* Aim
Copy out all the records, word for word.

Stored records
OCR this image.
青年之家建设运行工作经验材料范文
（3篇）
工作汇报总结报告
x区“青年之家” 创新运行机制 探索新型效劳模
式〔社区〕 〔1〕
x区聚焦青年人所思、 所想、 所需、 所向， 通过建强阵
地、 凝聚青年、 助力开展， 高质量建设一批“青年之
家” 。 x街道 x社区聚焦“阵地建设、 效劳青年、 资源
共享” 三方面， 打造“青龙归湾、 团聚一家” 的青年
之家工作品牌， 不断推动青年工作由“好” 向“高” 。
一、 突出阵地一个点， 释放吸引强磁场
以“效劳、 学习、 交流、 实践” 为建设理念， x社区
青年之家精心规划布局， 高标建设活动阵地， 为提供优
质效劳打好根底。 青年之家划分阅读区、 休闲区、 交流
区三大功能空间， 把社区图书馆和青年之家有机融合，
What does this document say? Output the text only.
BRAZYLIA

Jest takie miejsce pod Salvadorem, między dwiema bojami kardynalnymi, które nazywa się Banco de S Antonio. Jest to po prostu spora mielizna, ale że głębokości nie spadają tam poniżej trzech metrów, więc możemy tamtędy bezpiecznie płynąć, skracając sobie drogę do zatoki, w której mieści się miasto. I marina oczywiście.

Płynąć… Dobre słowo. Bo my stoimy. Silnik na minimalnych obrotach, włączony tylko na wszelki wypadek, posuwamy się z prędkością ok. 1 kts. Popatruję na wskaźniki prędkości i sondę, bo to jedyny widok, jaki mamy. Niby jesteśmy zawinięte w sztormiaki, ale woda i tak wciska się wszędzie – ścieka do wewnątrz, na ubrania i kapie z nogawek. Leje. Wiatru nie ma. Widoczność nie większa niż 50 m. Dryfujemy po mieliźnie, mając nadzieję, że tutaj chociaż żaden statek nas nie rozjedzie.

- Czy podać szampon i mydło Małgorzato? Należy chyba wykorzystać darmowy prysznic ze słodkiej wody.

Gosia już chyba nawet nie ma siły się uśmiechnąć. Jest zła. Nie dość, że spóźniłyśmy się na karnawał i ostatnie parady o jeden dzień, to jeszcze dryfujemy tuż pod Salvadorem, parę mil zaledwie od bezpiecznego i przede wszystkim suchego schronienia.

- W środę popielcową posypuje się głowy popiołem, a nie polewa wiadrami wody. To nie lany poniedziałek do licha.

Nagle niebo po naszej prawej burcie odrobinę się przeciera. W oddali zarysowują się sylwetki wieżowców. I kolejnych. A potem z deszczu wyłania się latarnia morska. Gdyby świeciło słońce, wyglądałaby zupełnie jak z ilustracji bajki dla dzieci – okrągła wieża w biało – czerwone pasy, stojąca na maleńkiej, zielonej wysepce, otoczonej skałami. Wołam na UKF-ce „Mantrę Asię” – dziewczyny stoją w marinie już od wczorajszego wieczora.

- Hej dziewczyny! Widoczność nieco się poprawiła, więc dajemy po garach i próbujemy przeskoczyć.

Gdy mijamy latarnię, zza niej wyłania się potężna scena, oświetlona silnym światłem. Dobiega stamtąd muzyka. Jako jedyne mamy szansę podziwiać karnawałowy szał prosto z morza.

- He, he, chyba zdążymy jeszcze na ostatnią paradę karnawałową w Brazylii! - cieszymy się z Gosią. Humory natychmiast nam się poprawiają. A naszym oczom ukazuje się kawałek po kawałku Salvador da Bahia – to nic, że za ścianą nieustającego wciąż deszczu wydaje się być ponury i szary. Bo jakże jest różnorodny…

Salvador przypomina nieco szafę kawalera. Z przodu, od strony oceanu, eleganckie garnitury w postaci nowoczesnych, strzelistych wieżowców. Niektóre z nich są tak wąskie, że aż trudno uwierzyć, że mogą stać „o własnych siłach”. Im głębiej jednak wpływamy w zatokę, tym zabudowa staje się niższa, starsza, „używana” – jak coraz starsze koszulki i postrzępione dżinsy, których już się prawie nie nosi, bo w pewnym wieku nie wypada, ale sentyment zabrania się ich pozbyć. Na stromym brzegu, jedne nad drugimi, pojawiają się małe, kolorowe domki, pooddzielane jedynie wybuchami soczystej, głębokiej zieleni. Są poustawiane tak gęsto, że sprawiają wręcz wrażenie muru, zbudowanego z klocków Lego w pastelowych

* Answer for the task
OCR this image.
青年之家建设运行工作经验材料范文
（3篇）
工作汇报总结报告
x区“青年之家” 创新运行机制 探索新型效劳模
式〔社区〕 〔1〕
x区聚焦青年人所思、 所想、 所需、 所向， 通过建强阵
地、 凝聚青年、 助力开展， 高质量建设一批“青年之
家” 。 x街道 x社区聚焦“阵地建设、 效劳青年、 资源
共享” 三方面， 打造“青龙归湾、 团聚一家” 的青年
之家工作品牌， 不断推动青年工作由“好” 向“高” 。
一、 突出阵地一个点， 释放吸引强磁场
以“效劳、 学习、 交流、 实践” 为建设理念， x社区
青年之家精心规划布局， 高标建设活动阵地， 为提供优
质效劳打好根底。 青年之家划分阅读区、 休闲区、 交流
区三大功能空间， 把社区图书馆和青年之家有机融合，
What does this document say? Output the text only.
BRAZYLIA

Jest takie miejsce pod Salvadorem, między dwiema bojami kardynalnymi, które nazywa się Banco de S Antonio. Jest to po prostu spora mielizna, ale że głębokości nie spadają tam poniżej trzech metrów, więc możemy tamtędy bezpiecznie płynąć, skracając sobie drogę do zatoki, w której mieści się miasto. I marina oczywiście.

Płynąć… Dobre słowo. Bo my stoimy. Silnik na minimalnych obrotach, włączony tylko na wszelki wypadek, posuwamy się z prędkością ok. 1 kts. Popatruję na wskaźniki prędkości i sondę, bo to jedyny widok, jaki mamy. Niby jesteśmy zawinięte w sztormiaki, ale woda i tak wciska się wszędzie – ścieka do wewnątrz, na ubrania i kapie z nogawek. Leje. Wiatru nie ma. Widoczność nie większa niż 50 m. Dryfujemy po mieliźnie, mając nadzieję, że tutaj chociaż żaden statek nas nie rozjedzie.

- Czy podać szampon i mydło Małgorzato? Należy chyba wykorzystać darmowy prysznic ze słodkiej wody.

Gosia już chyba nawet nie ma siły się uśmiechnąć. Jest zła. Nie dość, że spóźniłyśmy się na karnawał i ostatnie parady o jeden dzień, to jeszcze dryfujemy tuż pod Salvadorem, parę mil zaledwie od bezpiecznego i przede wszystkim suchego schronienia.

- W środę popielcową posypuje się głowy popiołem, a nie polewa wiadrami wody. To nie lany poniedziałek do licha.

Nagle niebo po naszej prawej burcie odrobinę się przeciera. W oddali zarysowują się sylwetki wieżowców. I kolejnych. A potem z deszczu wyłania się latarnia morska. Gdyby świeciło słońce, wyglądałaby zupełnie jak z ilustracji bajki dla dzieci – okrągła wieża w biało – czerwone pasy, stojąca na maleńkiej, zielonej wysepce, otoczonej skałami. Wołam na UKF-ce „Mantrę Asię” – dziewczyny stoją w marinie już od wczorajszego wieczora.

- Hej dziewczyny! Widoczność nieco się poprawiła, więc dajemy po garach i próbujemy przeskoczyć.

Gdy mijamy latarnię, zza niej wyłania się potężna scena, oświetlona silnym światłem. Dobiega stamtąd muzyka. Jako jedyne mamy szansę podziwiać karnawałowy szał prosto z morza.

- He, he, chyba zdążymy jeszcze na ostatnią paradę karnawałową w Brazylii! - cieszymy się z Gosią. Humory natychmiast nam się poprawiają. A naszym oczom ukazuje się kawałek po kawałku Salvador da Bahia – to nic, że za ścianą nieustającego wciąż deszczu wydaje się być ponury i szary. Bo jakże jest różnorodny…

Salvador przypomina nieco szafę kawalera. Z przodu, od strony oceanu, eleganckie garnitury w postaci nowoczesnych, strzelistych wieżowców. Niektóre z nich są tak wąskie, że aż trudno uwierzyć, że mogą stać „o własnych siłach”. Im głębiej jednak wpływamy w zatokę, tym zabudowa staje się niższa, starsza, „używana” – jak coraz starsze koszulki i postrzępione dżinsy, których już się prawie nie nosi, bo w pewnym wieku nie wypada, ale sentyment zabrania się ich pozbyć. Na stromym brzegu, jedne nad drugimi, pojawiają się małe, kolorowe domki, pooddzielane jedynie wybuchami soczystej, głębokiej zieleni. Są poustawiane tak gęsto, że sprawiają wręcz wrażenie muru, zbudowanego z klocków Lego w pastelowych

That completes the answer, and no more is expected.